MATERIAL FOR THIS EXERCISE >>
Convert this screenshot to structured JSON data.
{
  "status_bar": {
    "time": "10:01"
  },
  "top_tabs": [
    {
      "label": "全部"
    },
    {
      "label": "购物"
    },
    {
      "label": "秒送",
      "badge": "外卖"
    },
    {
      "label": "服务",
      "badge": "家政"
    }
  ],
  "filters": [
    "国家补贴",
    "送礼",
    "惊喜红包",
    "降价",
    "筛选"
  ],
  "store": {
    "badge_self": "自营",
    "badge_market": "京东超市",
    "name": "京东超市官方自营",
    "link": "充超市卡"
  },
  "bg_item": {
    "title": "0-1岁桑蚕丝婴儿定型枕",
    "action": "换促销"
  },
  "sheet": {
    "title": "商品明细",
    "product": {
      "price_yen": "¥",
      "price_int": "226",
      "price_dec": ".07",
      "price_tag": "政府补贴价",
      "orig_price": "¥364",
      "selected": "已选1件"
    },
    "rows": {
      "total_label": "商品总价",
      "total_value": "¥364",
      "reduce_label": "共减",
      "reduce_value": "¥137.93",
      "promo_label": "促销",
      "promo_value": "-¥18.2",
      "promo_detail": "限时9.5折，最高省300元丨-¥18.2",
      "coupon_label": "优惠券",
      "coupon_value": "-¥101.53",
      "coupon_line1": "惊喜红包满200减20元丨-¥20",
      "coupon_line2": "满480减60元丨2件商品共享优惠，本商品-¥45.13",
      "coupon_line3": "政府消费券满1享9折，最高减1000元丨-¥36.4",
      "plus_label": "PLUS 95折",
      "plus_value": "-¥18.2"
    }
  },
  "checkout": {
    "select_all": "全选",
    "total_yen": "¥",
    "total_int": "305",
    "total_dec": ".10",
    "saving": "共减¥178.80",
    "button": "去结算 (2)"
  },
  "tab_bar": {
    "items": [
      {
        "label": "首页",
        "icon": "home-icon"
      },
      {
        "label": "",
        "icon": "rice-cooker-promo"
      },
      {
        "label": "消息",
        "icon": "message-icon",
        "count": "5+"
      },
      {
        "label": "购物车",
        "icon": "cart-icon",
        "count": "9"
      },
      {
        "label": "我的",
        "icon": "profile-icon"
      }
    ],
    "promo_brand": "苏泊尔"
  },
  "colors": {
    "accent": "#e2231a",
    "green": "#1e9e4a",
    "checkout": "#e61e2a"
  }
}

EXERCISE >>
Print all the data exactly.

EXERCISE SOLUTION >>
Convert this screenshot to structured JSON data.
{
  "status_bar": {
    "time": "10:01"
  },
  "top_tabs": [
    {
      "label": "全部"
    },
    {
      "label": "购物"
    },
    {
      "label": "秒送",
      "badge": "外卖"
    },
    {
      "label": "服务",
      "badge": "家政"
    }
  ],
  "filters": [
    "国家补贴",
    "送礼",
    "惊喜红包",
    "降价",
    "筛选"
  ],
  "store": {
    "badge_self": "自营",
    "badge_market": "京东超市",
    "name": "京东超市官方自营",
    "link": "充超市卡"
  },
  "bg_item": {
    "title": "0-1岁桑蚕丝婴儿定型枕",
    "action": "换促销"
  },
  "sheet": {
    "title": "商品明细",
    "product": {
      "price_yen": "¥",
      "price_int": "226",
      "price_dec": ".07",
      "price_tag": "政府补贴价",
      "orig_price": "¥364",
      "selected": "已选1件"
    },
    "rows": {
      "total_label": "商品总价",
      "total_value": "¥364",
      "reduce_label": "共减",
      "reduce_value": "¥137.93",
      "promo_label": "促销",
      "promo_value": "-¥18.2",
      "promo_detail": "限时9.5折，最高省300元丨-¥18.2",
      "coupon_label": "优惠券",
      "coupon_value": "-¥101.53",
      "coupon_line1": "惊喜红包满200减20元丨-¥20",
      "coupon_line2": "满480减60元丨2件商品共享优惠，本商品-¥45.13",
      "coupon_line3": "政府消费券满1享9折，最高减1000元丨-¥36.4",
      "plus_label": "PLUS 95折",
      "plus_value": "-¥18.2"
    }
  },
  "checkout": {
    "select_all": "全选",
    "total_yen": "¥",
    "total_int": "305",
    "total_dec": ".10",
    "saving": "共减¥178.80",
    "button": "去结算 (2)"
  },
  "tab_bar": {
    "items": [
      {
        "label": "首页",
        "icon": "home-icon"
      },
      {
        "label": "",
        "icon": "rice-cooker-promo"
      },
      {
        "label": "消息",
        "icon": "message-icon",
        "count": "5+"
      },
      {
        "label": "购物车",
        "icon": "cart-icon",
        "count": "9"
      },
      {
        "label": "我的",
        "icon": "profile-icon"
      }
    ],
    "promo_brand": "苏泊尔"
  },
  "colors": {
    "accent": "#e2231a",
    "green": "#1e9e4a",
    "checkout": "#e61e2a"
  }
}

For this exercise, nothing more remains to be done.